| 提供抜粋 |

────────────────────────────────────────

竹富島紀行 〜ニライカナイに想いを馳せて〜

ニライカナイに想いを馳せて…

〜竹富島紀行〜

 

沖縄八重山地方には、古くから〝ニライカナイ信仰〟があります。

 

〝ニライカナイ〟とは「海の彼方にある神の世界」という観念であり、死後、死者の魂は〝ニライカナイ〟に行くと今も昔も信じられています…

 

 

2015年2月25日〜2月28日、僕はある人への追悼の意を込め、ひとり旅を敢行しました。

 

数年前に亡くなった、僕の親友です。

 

2月25日は彼の命日。

 

彼の冥福を祈るために僕は、一路沖縄を目指していました…

 

お目当ては、日本屈指の夕陽の名所であり、今なお〝ニライカナイ信仰〟が色濃く残る地です。

 

 

大阪から飛行機で3時間。沖縄 石垣島に着いた僕は、その足で石垣港に向かい、港から出る最終の船に乗り込みました。

 

最終便の船内には、観光客はほとんどいません。

 

10分もすると、前方にカレー皿をひっくり返したような小さな島が見えてきました。

────────────────────────────────────────

| 課題の説明 |
上の竹富島紀行の文章を、最初から最後まで一字も変えずに再現してください。

コレクションから抽出したデータ:

────────────────────────────────────────

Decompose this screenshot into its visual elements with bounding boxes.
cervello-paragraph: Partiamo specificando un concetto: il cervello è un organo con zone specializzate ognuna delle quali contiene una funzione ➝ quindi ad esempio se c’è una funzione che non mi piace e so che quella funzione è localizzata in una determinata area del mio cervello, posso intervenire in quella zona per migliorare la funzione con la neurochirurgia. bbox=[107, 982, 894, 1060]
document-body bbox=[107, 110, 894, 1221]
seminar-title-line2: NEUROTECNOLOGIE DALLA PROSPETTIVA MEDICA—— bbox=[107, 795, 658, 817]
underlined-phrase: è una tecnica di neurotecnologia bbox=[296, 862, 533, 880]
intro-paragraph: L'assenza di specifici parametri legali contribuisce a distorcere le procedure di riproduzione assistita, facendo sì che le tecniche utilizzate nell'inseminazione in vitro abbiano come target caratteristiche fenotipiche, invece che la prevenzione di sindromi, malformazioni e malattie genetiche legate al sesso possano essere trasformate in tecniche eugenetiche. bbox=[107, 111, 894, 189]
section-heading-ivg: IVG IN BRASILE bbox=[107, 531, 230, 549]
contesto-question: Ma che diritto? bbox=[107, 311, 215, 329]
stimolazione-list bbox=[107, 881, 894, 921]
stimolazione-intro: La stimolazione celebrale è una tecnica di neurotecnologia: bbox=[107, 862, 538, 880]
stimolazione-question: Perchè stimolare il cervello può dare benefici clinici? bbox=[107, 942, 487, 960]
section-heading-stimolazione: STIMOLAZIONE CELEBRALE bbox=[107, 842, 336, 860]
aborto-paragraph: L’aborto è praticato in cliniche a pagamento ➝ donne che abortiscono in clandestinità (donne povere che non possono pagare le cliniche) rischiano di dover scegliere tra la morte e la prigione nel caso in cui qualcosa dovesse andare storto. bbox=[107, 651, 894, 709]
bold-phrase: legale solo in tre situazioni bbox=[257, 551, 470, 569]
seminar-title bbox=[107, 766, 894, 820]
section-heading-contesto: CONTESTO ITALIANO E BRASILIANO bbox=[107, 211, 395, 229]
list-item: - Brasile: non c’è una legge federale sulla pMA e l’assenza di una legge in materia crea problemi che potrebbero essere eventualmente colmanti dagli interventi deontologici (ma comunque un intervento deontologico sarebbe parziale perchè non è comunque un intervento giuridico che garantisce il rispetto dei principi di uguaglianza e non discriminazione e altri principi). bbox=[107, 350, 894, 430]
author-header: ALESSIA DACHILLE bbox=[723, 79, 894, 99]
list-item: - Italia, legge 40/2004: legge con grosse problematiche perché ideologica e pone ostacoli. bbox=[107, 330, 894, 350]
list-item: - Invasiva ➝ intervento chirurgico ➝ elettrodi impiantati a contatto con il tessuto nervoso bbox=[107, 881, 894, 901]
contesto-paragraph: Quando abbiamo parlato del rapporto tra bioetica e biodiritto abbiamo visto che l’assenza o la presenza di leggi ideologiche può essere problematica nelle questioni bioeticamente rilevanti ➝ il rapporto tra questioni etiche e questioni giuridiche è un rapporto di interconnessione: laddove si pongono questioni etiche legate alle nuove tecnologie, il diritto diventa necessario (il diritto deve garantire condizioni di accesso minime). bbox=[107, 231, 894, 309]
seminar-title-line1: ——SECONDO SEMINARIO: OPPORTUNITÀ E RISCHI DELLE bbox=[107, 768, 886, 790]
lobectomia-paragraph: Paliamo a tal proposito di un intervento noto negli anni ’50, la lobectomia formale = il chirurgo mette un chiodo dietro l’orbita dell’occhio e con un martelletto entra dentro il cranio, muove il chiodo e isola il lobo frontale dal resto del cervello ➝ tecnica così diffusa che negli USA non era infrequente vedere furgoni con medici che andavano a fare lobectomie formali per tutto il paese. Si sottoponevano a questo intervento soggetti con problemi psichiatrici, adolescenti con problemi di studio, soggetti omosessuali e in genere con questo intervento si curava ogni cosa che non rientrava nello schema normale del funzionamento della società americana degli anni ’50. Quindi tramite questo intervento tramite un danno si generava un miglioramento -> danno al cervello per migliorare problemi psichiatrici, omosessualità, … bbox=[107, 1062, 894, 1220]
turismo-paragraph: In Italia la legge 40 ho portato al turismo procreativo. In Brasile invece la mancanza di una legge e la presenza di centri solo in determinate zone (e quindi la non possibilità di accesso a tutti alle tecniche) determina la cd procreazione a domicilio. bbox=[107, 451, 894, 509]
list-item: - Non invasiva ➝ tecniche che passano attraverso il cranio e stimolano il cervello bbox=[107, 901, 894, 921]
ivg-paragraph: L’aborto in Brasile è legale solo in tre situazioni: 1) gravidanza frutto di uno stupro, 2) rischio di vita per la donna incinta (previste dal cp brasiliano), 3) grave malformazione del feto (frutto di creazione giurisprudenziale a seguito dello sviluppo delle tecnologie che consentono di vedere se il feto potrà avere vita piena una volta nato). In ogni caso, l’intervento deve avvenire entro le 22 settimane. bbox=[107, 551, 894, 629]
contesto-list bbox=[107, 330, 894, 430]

────────────────────────────────────────

| 出力結果 |
竹富島紀行 〜ニライカナイに想いを馳せて〜

ニライカナイに想いを馳せて…

〜竹富島紀行〜

 

沖縄八重山地方には、古くから〝ニライカナイ信仰〟があります。

 

〝ニライカナイ〟とは「海の彼方にある神の世界」という観念であり、死後、死者の魂は〝ニライカナイ〟に行くと今も昔も信じられています…

 

 

2015年2月25日〜2月28日、僕はある人への追悼の意を込め、ひとり旅を敢行しました。

 

数年前に亡くなった、僕の親友です。

 

2月25日は彼の命日。

 

彼の冥福を祈るために僕は、一路沖縄を目指していました…

 

お目当ては、日本屈指の夕陽の名所であり、今なお〝ニライカナイ信仰〟が色濃く残る地です。

 

 

大阪から飛行機で3時間。沖縄 石垣島に着いた僕は、その足で石垣港に向かい、港から出る最終の船に乗り込みました。

 

最終便の船内には、観光客はほとんどいません。

 

10分もすると、前方にカレー皿をひっくり返したような小さな島が見えてきました。